• PROBLEM TO WORK ON
Search the records below for the word "this". Pull out each line that has it.

• RECORDS SUPPLIED
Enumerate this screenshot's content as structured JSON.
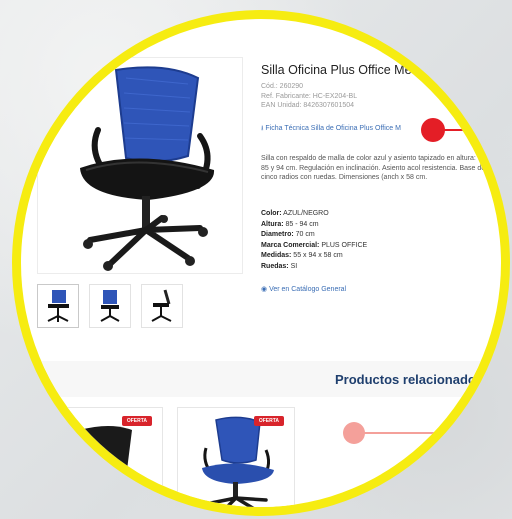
{
  "product": {
    "title": "Silla Oficina Plus Office Me",
    "cod": "Cód.: 260290",
    "ref": "Ref. Fabricante: HC-EX204-BL",
    "ean": "EAN Unidad: 8426307601504",
    "ficha": "Ficha Técnica Silla de Oficina Plus Office M",
    "description": "Silla con respaldo de malla de color azul y asiento tapizado en altura: entre 85 y 94 cm. Regulación en inclinación. Asiento acol resistencia. Base de cinco radios con ruedas. Dimensiones (anch x 58 cm.",
    "specs": [
      {
        "label": "Color:",
        "value": "AZUL/NEGRO"
      },
      {
        "label": "Altura:",
        "value": "85 - 94 cm"
      },
      {
        "label": "Diametro:",
        "value": "70 cm"
      },
      {
        "label": "Marca Comercial:",
        "value": "PLUS OFFICE"
      },
      {
        "label": "Medidas:",
        "value": "55 x 94 x 58 cm"
      },
      {
        "label": "Ruedas:",
        "value": "SI"
      }
    ],
    "catalog": "Ver en Catálogo General"
  },
  "related": {
    "title": "Productos relacionados",
    "badge": "OFERTA"
  },
  "colors": {
    "ring": "#f6ec11",
    "callout_top": "#e41e26",
    "callout_bottom": "#f4a09a",
    "link": "#3b6eb5",
    "heading": "#1f3f6e"
  }
}
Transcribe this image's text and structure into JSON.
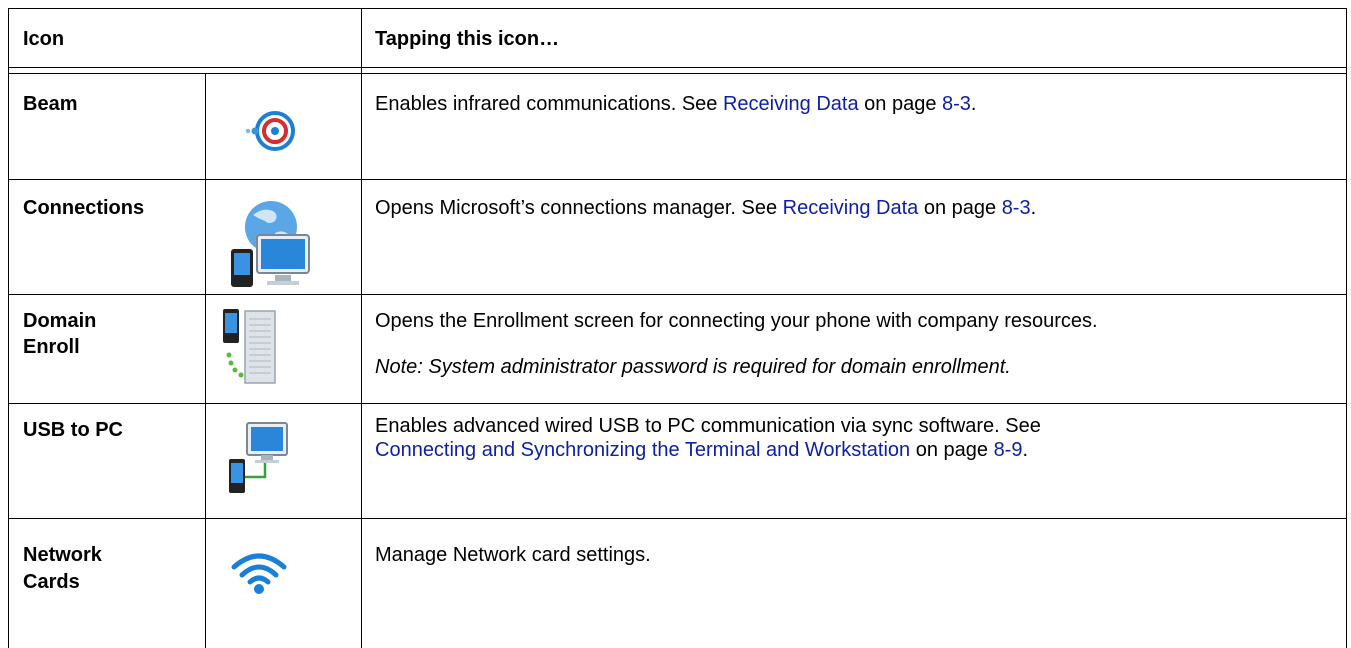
{
  "header": {
    "col1": "Icon",
    "col2": "Tapping this icon…"
  },
  "rows": [
    {
      "name": "Beam",
      "icon": "beam-icon",
      "desc_pre": "Enables infrared communications. See ",
      "link": "Receiving Data",
      "mid": " on page ",
      "page": "8-3",
      "end": "."
    },
    {
      "name": "Connections",
      "icon": "connections-icon",
      "desc_pre": "Opens Microsoft’s connections manager. See ",
      "link": "Receiving Data",
      "mid": " on page ",
      "page": "8-3",
      "end": "."
    },
    {
      "name1": "Domain",
      "name2": "Enroll",
      "icon": "domain-enroll-icon",
      "desc": "Opens the Enrollment screen for connecting your phone with company resources.",
      "note": "Note: System administrator password is required for domain enrollment."
    },
    {
      "name": "USB to PC",
      "icon": "usb-to-pc-icon",
      "desc": "Enables advanced wired USB to PC communication via sync software. See",
      "link": "Connecting and Synchronizing the Terminal and Workstation",
      "mid": " on page ",
      "page": "8-9",
      "end": "."
    },
    {
      "name1": "Network",
      "name2": "Cards",
      "icon": "network-cards-icon",
      "desc": "Manage Network card settings."
    }
  ]
}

• FINAL ANSWER
Enumerate this screenshot's content as structured JSON.
Transcribe this image's text and structure into JSON.
    "col2": "Tapping this icon…"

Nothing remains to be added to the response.